▶ **Written problem**
Scan the entries below. List each line with "plate".

▶ **Exercise material**
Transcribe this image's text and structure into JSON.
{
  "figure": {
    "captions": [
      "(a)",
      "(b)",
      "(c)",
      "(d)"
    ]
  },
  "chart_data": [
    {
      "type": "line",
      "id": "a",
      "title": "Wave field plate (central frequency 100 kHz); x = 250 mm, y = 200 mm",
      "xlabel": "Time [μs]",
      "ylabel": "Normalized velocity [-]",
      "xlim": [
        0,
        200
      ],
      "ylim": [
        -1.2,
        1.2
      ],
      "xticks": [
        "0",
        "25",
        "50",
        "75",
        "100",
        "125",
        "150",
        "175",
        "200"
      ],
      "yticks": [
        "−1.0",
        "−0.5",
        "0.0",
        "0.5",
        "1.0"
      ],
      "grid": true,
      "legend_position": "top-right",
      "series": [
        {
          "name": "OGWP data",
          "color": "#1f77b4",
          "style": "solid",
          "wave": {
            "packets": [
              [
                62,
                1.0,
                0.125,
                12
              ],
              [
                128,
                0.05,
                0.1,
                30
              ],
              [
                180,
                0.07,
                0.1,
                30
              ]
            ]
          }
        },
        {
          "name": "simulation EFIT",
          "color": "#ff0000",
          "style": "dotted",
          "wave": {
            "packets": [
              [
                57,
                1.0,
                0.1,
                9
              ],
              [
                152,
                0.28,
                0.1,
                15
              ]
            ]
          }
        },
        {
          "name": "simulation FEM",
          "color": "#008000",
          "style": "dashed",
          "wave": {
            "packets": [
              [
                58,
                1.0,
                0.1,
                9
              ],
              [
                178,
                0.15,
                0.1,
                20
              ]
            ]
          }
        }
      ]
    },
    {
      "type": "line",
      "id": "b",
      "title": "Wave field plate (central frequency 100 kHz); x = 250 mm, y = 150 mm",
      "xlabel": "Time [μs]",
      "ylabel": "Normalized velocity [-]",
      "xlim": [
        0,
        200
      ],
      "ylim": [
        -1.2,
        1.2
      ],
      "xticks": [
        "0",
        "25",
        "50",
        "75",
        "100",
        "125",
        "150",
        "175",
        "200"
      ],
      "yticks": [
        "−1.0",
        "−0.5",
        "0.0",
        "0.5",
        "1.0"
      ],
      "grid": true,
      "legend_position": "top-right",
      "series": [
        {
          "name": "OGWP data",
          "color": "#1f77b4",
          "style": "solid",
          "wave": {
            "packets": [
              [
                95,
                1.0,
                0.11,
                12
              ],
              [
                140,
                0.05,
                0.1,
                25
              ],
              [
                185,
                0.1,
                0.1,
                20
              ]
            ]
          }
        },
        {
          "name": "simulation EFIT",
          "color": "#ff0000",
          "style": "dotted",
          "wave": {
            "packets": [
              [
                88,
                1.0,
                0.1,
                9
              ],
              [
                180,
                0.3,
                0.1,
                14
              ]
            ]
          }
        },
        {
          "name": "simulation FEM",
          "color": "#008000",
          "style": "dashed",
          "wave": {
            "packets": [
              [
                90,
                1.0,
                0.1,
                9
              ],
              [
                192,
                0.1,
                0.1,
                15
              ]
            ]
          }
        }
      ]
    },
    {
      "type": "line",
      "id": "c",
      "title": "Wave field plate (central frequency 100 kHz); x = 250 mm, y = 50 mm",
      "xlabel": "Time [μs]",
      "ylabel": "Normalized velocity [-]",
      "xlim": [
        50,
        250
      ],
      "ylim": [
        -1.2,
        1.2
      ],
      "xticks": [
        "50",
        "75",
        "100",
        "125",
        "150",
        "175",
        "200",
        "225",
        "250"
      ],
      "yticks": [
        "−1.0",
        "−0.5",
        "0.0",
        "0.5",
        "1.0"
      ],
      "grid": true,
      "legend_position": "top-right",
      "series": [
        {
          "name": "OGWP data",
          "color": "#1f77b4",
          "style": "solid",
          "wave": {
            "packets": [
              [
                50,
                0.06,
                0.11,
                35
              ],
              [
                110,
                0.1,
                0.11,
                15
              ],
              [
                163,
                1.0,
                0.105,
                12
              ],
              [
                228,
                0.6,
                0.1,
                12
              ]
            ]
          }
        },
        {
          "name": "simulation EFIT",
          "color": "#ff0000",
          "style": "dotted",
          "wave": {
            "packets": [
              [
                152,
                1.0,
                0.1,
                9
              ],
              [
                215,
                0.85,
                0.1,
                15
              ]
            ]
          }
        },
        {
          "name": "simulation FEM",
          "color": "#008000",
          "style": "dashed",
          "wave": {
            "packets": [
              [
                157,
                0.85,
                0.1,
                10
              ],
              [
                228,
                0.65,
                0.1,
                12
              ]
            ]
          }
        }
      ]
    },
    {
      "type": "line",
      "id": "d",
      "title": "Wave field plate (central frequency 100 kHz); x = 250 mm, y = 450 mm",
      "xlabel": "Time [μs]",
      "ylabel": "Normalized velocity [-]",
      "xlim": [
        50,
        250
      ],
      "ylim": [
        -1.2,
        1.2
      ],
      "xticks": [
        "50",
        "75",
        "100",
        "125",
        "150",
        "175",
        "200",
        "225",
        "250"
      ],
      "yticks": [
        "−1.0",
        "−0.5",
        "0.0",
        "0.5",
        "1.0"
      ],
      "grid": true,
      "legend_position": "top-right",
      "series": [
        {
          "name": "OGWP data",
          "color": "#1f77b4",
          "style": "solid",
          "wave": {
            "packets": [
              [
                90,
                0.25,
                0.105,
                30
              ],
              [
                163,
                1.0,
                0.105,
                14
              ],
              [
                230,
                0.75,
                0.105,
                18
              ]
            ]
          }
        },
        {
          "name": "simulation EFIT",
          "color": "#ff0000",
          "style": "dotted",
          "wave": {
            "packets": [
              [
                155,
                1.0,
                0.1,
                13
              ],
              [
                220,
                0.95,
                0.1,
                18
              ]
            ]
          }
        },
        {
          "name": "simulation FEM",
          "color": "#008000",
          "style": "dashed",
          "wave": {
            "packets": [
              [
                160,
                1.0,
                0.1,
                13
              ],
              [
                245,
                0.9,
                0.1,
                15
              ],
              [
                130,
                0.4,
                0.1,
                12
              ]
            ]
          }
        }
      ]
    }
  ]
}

▶ **The solution**
      "title": "Wave field plate (central frequency 100 kHz); x = 250 mm, y = 200 mm",
      "title": "Wave field plate (central frequency 100 kHz); x = 250 mm, y = 150 mm",
      "title": "Wave field plate (central frequency 100 kHz); x = 250 mm, y = 50 mm",
      "title": "Wave field plate (central frequency 100 kHz); x = 250 mm, y = 450 mm",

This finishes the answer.